*Written task*:
Copy out the records precisely, omitting pictures.

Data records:

· · · · ·

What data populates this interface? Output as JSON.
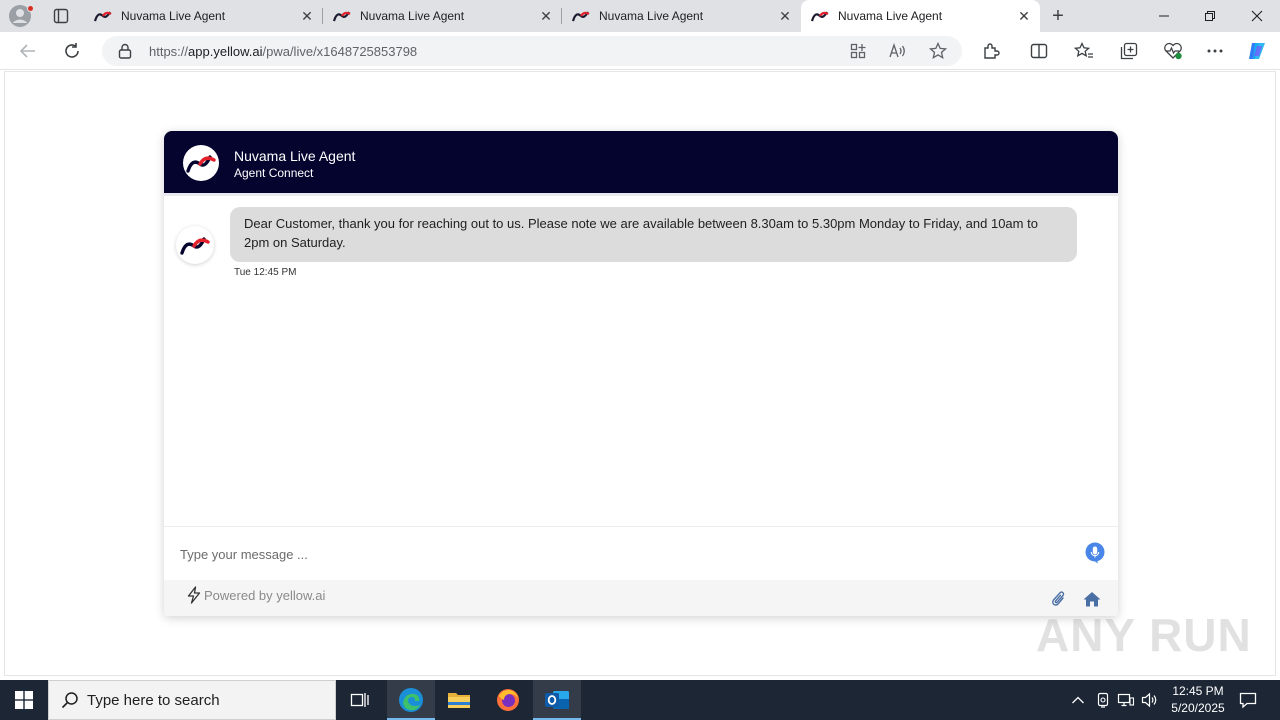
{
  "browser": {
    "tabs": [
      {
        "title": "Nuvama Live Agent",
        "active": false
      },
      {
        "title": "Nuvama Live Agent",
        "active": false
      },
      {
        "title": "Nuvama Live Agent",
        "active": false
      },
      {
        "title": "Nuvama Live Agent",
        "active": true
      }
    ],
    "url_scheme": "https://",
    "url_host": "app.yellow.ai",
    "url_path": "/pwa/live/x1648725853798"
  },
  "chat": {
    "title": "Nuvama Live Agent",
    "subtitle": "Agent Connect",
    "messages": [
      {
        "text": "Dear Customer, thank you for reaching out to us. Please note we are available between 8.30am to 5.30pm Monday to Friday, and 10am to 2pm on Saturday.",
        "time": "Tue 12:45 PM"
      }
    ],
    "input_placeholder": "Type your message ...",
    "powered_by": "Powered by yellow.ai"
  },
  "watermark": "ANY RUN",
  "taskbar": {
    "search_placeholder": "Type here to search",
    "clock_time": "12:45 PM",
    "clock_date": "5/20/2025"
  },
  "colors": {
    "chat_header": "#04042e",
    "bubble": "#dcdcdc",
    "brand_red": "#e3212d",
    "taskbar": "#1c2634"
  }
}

· · · · ·

*Solved exercise*:
What data populates this interface? Output as JSON.
{
  "browser": {
    "tabs": [
      {
        "title": "Nuvama Live Agent",
        "active": false
      },
      {
        "title": "Nuvama Live Agent",
        "active": false
      },
      {
        "title": "Nuvama Live Agent",
        "active": false
      },
      {
        "title": "Nuvama Live Agent",
        "active": true
      }
    ],
    "url_scheme": "https://",
    "url_host": "app.yellow.ai",
    "url_path": "/pwa/live/x1648725853798"
  },
  "chat": {
    "title": "Nuvama Live Agent",
    "subtitle": "Agent Connect",
    "messages": [
      {
        "text": "Dear Customer, thank you for reaching out to us. Please note we are available between 8.30am to 5.30pm Monday to Friday, and 10am to 2pm on Saturday.",
        "time": "Tue 12:45 PM"
      }
    ],
    "input_placeholder": "Type your message ...",
    "powered_by": "Powered by yellow.ai"
  },
  "watermark": "ANY RUN",
  "taskbar": {
    "search_placeholder": "Type here to search",
    "clock_time": "12:45 PM",
    "clock_date": "5/20/2025"
  },
  "colors": {
    "chat_header": "#04042e",
    "bubble": "#dcdcdc",
    "brand_red": "#e3212d",
    "taskbar": "#1c2634"
  }
}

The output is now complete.